# EXERCISE DIRECTIONS:
How many lines of the data include the string "open"? State the number and nothing else.
** Start DATA LISTING **
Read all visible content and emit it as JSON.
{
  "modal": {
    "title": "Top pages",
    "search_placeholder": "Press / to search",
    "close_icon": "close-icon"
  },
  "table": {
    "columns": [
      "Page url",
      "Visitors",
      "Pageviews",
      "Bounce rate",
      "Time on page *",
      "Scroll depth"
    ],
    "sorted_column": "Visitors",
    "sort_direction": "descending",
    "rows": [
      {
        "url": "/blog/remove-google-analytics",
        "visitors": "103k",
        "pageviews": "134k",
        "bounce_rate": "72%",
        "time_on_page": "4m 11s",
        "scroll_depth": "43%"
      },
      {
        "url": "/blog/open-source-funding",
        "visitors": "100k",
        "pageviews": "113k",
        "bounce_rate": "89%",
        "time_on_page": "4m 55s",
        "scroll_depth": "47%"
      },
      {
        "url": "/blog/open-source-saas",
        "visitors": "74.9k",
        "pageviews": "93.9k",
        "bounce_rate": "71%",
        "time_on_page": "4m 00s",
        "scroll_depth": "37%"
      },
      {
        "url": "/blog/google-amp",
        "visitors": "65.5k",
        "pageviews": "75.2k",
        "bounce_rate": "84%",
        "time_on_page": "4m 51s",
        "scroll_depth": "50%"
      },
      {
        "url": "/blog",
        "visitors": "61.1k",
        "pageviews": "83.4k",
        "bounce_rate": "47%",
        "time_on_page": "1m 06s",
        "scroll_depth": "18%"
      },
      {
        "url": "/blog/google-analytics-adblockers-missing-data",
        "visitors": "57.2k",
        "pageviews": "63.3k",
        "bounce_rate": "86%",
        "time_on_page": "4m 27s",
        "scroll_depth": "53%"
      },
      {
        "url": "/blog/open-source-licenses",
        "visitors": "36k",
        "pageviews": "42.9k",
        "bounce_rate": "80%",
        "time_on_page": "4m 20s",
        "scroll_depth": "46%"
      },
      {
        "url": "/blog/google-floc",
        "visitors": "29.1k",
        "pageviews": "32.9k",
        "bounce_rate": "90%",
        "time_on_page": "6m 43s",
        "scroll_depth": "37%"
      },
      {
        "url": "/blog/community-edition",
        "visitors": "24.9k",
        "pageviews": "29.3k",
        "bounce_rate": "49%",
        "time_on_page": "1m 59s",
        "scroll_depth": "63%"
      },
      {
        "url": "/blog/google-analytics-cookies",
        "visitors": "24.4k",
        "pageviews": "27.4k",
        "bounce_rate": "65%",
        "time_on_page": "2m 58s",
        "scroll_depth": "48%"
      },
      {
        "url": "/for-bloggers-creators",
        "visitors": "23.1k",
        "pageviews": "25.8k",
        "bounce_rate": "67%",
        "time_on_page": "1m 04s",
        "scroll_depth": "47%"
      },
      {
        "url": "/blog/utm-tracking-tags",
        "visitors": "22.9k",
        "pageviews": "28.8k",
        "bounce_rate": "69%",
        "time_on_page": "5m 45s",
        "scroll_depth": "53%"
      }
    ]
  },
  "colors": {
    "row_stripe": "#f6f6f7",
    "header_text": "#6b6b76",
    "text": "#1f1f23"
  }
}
** End DATA LISTING **
# EXERCISE ANSWER:
3